[begin Entries supplied]

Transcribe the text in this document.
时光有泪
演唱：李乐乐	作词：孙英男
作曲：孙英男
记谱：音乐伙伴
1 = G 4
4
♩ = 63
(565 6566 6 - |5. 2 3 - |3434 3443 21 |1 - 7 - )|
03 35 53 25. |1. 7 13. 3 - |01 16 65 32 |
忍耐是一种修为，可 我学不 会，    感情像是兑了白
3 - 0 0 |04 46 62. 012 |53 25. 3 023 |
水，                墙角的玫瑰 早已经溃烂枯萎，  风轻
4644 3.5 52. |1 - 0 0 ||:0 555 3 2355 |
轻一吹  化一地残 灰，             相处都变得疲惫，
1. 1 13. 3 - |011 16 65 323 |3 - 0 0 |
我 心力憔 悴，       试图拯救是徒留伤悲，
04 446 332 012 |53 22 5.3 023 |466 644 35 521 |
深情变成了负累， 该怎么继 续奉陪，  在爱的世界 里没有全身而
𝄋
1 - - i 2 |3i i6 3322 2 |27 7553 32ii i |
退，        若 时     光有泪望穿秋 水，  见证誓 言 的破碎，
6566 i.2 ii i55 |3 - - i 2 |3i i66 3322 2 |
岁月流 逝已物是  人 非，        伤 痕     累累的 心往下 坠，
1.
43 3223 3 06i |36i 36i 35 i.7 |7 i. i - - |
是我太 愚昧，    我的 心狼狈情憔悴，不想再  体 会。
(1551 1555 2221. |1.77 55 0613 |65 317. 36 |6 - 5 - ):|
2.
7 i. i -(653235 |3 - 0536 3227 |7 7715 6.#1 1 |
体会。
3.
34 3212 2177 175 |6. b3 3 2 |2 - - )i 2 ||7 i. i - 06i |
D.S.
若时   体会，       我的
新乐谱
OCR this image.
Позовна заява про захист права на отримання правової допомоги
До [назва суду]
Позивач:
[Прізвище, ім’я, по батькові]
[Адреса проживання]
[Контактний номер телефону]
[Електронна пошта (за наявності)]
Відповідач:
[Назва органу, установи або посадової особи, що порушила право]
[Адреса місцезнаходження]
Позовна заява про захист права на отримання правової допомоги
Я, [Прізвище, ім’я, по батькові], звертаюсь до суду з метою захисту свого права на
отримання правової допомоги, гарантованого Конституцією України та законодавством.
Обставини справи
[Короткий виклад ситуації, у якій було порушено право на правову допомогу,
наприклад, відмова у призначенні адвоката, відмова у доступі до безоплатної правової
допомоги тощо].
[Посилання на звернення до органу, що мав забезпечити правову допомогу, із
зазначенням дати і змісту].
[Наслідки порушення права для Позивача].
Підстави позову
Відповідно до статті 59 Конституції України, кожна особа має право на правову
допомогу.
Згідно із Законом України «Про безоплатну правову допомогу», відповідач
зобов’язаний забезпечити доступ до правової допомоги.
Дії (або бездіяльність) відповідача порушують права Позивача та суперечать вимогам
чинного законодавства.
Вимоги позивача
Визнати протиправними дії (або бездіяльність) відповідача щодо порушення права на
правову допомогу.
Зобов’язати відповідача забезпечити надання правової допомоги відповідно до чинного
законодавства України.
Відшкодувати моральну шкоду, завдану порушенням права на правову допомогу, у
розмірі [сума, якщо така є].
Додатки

[end Entries supplied]

§ **Exercise objective**: Scan the material above and determine how many lines include the word "суду"; report only the number.

§ **The answer**: 2